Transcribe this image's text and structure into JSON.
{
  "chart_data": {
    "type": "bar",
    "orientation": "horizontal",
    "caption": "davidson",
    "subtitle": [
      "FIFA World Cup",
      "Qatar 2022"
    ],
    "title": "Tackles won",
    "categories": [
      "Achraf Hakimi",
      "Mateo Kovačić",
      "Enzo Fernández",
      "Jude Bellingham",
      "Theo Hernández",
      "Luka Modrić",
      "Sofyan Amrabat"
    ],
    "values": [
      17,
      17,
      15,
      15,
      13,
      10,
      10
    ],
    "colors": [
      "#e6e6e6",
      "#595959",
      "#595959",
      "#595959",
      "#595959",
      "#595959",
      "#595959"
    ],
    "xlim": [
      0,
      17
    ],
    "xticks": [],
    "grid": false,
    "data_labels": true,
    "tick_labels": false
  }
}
═══
WHAT NEEDS TO BE DONE =
Repeat the entries exactly, all of them.

FINAL RESULT =
Transcribe this image's text and structure into JSON.
{
  "chart_data": {
    "type": "bar",
    "orientation": "horizontal",
    "caption": "davidson",
    "subtitle": [
      "FIFA World Cup",
      "Qatar 2022"
    ],
    "title": "Tackles won",
    "categories": [
      "Achraf Hakimi",
      "Mateo Kovačić",
      "Enzo Fernández",
      "Jude Bellingham",
      "Theo Hernández",
      "Luka Modrić",
      "Sofyan Amrabat"
    ],
    "values": [
      17,
      17,
      15,
      15,
      13,
      10,
      10
    ],
    "colors": [
      "#e6e6e6",
      "#595959",
      "#595959",
      "#595959",
      "#595959",
      "#595959",
      "#595959"
    ],
    "xlim": [
      0,
      17
    ],
    "xticks": [],
    "grid": false,
    "data_labels": true,
    "tick_labels": false
  }
}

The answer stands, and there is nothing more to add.